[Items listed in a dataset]

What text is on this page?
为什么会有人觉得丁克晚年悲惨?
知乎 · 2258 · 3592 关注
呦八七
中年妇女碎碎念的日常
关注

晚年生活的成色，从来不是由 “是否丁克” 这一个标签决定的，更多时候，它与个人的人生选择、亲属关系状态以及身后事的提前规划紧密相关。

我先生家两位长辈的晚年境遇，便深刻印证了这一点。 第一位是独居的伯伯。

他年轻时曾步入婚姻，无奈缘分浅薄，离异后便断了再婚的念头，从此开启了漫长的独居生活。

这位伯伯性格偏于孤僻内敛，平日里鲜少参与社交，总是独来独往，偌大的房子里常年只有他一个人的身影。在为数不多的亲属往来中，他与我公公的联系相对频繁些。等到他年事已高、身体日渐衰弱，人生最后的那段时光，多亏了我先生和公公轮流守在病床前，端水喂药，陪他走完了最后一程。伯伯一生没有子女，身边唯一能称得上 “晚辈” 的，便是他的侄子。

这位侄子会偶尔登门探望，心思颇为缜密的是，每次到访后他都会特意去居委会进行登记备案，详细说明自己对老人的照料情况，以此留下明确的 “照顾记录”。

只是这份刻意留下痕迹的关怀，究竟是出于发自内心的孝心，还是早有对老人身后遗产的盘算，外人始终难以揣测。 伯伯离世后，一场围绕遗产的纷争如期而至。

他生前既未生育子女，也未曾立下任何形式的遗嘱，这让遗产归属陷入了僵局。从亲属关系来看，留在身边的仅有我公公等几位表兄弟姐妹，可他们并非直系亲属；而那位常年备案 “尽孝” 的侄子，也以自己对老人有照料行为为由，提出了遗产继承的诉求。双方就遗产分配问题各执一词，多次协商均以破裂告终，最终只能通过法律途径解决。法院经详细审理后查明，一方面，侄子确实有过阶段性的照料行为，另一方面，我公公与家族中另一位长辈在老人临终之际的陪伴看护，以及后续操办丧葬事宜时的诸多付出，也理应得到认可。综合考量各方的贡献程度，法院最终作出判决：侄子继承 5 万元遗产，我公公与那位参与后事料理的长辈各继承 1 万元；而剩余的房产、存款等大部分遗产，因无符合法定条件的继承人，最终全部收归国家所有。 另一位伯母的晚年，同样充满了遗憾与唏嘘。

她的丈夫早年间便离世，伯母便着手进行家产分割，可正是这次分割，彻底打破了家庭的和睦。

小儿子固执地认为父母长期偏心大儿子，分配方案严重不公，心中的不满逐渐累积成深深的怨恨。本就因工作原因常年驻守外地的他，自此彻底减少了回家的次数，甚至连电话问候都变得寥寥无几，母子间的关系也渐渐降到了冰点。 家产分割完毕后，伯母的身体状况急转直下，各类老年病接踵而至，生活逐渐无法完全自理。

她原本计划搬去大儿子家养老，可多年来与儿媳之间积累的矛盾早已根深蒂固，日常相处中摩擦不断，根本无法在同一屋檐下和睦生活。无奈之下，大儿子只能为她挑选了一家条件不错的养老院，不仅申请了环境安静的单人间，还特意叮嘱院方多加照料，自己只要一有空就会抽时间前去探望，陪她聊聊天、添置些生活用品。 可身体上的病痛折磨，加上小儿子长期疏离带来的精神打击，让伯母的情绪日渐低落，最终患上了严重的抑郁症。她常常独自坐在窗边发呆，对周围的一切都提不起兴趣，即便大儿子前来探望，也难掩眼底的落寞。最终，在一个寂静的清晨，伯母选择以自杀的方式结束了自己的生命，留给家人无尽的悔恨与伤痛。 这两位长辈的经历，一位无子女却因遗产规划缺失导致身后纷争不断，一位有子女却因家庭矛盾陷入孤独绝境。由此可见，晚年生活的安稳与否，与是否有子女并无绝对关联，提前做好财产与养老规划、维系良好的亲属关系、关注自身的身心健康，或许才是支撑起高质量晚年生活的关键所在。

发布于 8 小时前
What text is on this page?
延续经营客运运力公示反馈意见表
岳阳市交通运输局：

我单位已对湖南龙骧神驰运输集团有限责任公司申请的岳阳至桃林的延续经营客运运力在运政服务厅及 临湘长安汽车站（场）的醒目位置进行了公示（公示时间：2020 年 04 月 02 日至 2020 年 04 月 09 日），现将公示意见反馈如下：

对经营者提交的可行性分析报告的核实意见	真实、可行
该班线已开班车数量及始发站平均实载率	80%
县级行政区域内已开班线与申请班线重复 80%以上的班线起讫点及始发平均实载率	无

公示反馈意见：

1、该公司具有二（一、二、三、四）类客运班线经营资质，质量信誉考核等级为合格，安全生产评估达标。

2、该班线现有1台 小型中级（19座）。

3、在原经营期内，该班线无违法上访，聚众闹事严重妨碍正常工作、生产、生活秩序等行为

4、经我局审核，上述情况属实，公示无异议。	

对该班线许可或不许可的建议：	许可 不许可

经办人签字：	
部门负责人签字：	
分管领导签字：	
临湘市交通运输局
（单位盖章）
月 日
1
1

» WHAT NEEDS TO BE DONE
Print every line of the records exactly. Omit nothing.

» THE OUTPUT
What text is on this page?
为什么会有人觉得丁克晚年悲惨?
知乎 · 2258 · 3592 关注
呦八七
中年妇女碎碎念的日常
关注

晚年生活的成色，从来不是由 “是否丁克” 这一个标签决定的，更多时候，它与个人的人生选择、亲属关系状态以及身后事的提前规划紧密相关。

我先生家两位长辈的晚年境遇，便深刻印证了这一点。 第一位是独居的伯伯。

他年轻时曾步入婚姻，无奈缘分浅薄，离异后便断了再婚的念头，从此开启了漫长的独居生活。

这位伯伯性格偏于孤僻内敛，平日里鲜少参与社交，总是独来独往，偌大的房子里常年只有他一个人的身影。在为数不多的亲属往来中，他与我公公的联系相对频繁些。等到他年事已高、身体日渐衰弱，人生最后的那段时光，多亏了我先生和公公轮流守在病床前，端水喂药，陪他走完了最后一程。伯伯一生没有子女，身边唯一能称得上 “晚辈” 的，便是他的侄子。

这位侄子会偶尔登门探望，心思颇为缜密的是，每次到访后他都会特意去居委会进行登记备案，详细说明自己对老人的照料情况，以此留下明确的 “照顾记录”。

只是这份刻意留下痕迹的关怀，究竟是出于发自内心的孝心，还是早有对老人身后遗产的盘算，外人始终难以揣测。 伯伯离世后，一场围绕遗产的纷争如期而至。

他生前既未生育子女，也未曾立下任何形式的遗嘱，这让遗产归属陷入了僵局。从亲属关系来看，留在身边的仅有我公公等几位表兄弟姐妹，可他们并非直系亲属；而那位常年备案 “尽孝” 的侄子，也以自己对老人有照料行为为由，提出了遗产继承的诉求。双方就遗产分配问题各执一词，多次协商均以破裂告终，最终只能通过法律途径解决。法院经详细审理后查明，一方面，侄子确实有过阶段性的照料行为，另一方面，我公公与家族中另一位长辈在老人临终之际的陪伴看护，以及后续操办丧葬事宜时的诸多付出，也理应得到认可。综合考量各方的贡献程度，法院最终作出判决：侄子继承 5 万元遗产，我公公与那位参与后事料理的长辈各继承 1 万元；而剩余的房产、存款等大部分遗产，因无符合法定条件的继承人，最终全部收归国家所有。 另一位伯母的晚年，同样充满了遗憾与唏嘘。

她的丈夫早年间便离世，伯母便着手进行家产分割，可正是这次分割，彻底打破了家庭的和睦。

小儿子固执地认为父母长期偏心大儿子，分配方案严重不公，心中的不满逐渐累积成深深的怨恨。本就因工作原因常年驻守外地的他，自此彻底减少了回家的次数，甚至连电话问候都变得寥寥无几，母子间的关系也渐渐降到了冰点。 家产分割完毕后，伯母的身体状况急转直下，各类老年病接踵而至，生活逐渐无法完全自理。

她原本计划搬去大儿子家养老，可多年来与儿媳之间积累的矛盾早已根深蒂固，日常相处中摩擦不断，根本无法在同一屋檐下和睦生活。无奈之下，大儿子只能为她挑选了一家条件不错的养老院，不仅申请了环境安静的单人间，还特意叮嘱院方多加照料，自己只要一有空就会抽时间前去探望，陪她聊聊天、添置些生活用品。 可身体上的病痛折磨，加上小儿子长期疏离带来的精神打击，让伯母的情绪日渐低落，最终患上了严重的抑郁症。她常常独自坐在窗边发呆，对周围的一切都提不起兴趣，即便大儿子前来探望，也难掩眼底的落寞。最终，在一个寂静的清晨，伯母选择以自杀的方式结束了自己的生命，留给家人无尽的悔恨与伤痛。 这两位长辈的经历，一位无子女却因遗产规划缺失导致身后纷争不断，一位有子女却因家庭矛盾陷入孤独绝境。由此可见，晚年生活的安稳与否，与是否有子女并无绝对关联，提前做好财产与养老规划、维系良好的亲属关系、关注自身的身心健康，或许才是支撑起高质量晚年生活的关键所在。

发布于 8 小时前
What text is on this page?
延续经营客运运力公示反馈意见表
岳阳市交通运输局：

我单位已对湖南龙骧神驰运输集团有限责任公司申请的岳阳至桃林的延续经营客运运力在运政服务厅及 临湘长安汽车站（场）的醒目位置进行了公示（公示时间：2020 年 04 月 02 日至 2020 年 04 月 09 日），现将公示意见反馈如下：

对经营者提交的可行性分析报告的核实意见	真实、可行
该班线已开班车数量及始发站平均实载率	80%
县级行政区域内已开班线与申请班线重复 80%以上的班线起讫点及始发平均实载率	无

公示反馈意见：

1、该公司具有二（一、二、三、四）类客运班线经营资质，质量信誉考核等级为合格，安全生产评估达标。

2、该班线现有1台 小型中级（19座）。

3、在原经营期内，该班线无违法上访，聚众闹事严重妨碍正常工作、生产、生活秩序等行为

4、经我局审核，上述情况属实，公示无异议。	

对该班线许可或不许可的建议：	许可 不许可

经办人签字：	
部门负责人签字：	
分管领导签字：	
临湘市交通运输局
（单位盖章）
月 日
1
1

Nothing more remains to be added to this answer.